**Dataset content:**
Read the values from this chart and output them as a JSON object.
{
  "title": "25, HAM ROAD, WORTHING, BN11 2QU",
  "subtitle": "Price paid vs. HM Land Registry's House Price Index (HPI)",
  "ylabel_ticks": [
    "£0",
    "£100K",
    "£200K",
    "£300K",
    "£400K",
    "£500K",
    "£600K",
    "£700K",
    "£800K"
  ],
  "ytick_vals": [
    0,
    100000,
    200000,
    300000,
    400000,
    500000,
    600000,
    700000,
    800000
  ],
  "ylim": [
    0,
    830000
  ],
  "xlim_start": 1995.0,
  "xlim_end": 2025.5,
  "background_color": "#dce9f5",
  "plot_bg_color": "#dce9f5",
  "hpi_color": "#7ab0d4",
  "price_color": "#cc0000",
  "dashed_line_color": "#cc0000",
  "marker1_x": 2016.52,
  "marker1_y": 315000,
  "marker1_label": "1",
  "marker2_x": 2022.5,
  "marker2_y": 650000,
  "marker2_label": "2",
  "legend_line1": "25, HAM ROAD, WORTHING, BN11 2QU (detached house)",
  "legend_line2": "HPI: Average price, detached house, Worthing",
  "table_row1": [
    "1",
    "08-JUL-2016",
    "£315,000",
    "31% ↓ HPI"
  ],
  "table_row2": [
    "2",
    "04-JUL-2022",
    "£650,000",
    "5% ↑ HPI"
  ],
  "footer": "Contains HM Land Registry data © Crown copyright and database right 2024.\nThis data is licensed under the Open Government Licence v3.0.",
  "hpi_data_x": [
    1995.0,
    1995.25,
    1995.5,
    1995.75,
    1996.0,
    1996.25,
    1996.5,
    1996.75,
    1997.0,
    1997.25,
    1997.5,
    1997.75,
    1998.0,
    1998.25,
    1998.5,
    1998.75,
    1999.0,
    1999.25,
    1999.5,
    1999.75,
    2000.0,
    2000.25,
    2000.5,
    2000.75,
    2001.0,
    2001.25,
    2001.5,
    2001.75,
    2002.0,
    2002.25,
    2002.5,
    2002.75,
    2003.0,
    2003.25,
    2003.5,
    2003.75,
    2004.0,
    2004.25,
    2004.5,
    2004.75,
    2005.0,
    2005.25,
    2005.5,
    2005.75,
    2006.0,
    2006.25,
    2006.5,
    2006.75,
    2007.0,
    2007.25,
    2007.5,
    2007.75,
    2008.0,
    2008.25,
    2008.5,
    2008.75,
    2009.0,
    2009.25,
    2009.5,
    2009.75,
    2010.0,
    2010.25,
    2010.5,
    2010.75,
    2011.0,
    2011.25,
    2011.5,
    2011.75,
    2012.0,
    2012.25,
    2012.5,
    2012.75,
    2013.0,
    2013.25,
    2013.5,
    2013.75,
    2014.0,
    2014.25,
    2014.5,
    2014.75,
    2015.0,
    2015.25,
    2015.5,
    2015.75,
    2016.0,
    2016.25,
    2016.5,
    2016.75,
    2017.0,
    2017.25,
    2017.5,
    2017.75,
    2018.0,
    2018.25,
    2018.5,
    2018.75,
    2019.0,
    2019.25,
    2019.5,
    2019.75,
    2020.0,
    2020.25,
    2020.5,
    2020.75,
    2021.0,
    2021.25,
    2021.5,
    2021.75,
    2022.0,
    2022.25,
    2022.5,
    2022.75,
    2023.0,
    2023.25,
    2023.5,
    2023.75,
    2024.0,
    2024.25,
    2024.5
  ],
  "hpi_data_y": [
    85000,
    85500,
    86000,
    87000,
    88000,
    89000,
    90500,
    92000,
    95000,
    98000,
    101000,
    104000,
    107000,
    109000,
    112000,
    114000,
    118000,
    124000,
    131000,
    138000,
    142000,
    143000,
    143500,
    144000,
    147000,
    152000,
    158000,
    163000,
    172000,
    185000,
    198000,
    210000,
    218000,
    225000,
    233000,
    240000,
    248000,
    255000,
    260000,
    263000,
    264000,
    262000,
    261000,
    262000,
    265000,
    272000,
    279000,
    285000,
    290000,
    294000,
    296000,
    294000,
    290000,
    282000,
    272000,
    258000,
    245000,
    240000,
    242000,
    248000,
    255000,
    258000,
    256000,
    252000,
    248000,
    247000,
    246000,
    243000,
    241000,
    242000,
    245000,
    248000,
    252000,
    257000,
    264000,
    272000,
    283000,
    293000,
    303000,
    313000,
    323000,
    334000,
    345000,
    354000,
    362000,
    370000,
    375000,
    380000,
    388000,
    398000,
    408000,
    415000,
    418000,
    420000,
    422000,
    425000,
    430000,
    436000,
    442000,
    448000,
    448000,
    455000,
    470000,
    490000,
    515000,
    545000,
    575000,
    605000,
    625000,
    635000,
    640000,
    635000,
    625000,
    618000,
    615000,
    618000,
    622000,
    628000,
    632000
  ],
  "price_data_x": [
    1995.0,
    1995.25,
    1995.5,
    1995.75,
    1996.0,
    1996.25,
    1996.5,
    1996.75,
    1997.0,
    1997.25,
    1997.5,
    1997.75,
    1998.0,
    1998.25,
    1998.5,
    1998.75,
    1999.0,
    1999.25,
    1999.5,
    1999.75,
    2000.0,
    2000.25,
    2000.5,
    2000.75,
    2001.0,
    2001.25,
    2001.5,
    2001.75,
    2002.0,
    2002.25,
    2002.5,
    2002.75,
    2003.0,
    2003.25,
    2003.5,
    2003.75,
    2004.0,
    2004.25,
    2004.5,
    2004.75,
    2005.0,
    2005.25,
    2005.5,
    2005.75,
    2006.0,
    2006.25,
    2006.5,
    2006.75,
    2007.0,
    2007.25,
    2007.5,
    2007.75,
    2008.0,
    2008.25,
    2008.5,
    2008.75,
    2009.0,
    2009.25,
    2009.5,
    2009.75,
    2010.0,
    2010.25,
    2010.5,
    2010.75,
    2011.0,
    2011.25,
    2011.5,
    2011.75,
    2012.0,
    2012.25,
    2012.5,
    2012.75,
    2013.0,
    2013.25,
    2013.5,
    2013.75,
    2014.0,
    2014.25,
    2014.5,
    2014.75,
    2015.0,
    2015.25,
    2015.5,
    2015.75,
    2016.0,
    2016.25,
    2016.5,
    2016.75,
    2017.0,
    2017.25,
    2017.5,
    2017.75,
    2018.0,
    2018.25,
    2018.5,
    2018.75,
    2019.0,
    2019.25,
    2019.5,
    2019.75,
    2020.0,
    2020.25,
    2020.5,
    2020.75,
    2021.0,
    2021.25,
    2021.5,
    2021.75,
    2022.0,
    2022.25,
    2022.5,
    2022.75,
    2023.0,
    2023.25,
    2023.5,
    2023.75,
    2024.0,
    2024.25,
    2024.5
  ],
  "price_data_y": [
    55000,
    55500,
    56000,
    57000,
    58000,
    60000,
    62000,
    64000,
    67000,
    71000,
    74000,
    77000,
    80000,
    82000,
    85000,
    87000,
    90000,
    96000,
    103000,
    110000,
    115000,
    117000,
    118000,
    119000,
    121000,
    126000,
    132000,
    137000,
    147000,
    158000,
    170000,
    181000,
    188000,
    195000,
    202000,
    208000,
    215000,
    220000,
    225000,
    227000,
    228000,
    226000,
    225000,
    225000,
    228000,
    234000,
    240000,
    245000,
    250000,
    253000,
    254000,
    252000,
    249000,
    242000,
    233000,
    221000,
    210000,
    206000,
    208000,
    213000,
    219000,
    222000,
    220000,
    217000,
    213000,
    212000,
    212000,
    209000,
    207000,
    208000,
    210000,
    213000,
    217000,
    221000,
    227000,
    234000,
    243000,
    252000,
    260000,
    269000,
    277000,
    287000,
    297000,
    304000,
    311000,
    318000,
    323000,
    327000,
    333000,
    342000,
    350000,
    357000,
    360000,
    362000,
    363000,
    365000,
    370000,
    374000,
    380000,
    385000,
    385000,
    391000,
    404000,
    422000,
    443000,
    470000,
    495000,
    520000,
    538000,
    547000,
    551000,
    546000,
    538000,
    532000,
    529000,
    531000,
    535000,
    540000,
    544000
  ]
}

**Problem to solve:** Give the number of lines in the data that contain "Registry", with no other words.

**Answer in full:** 2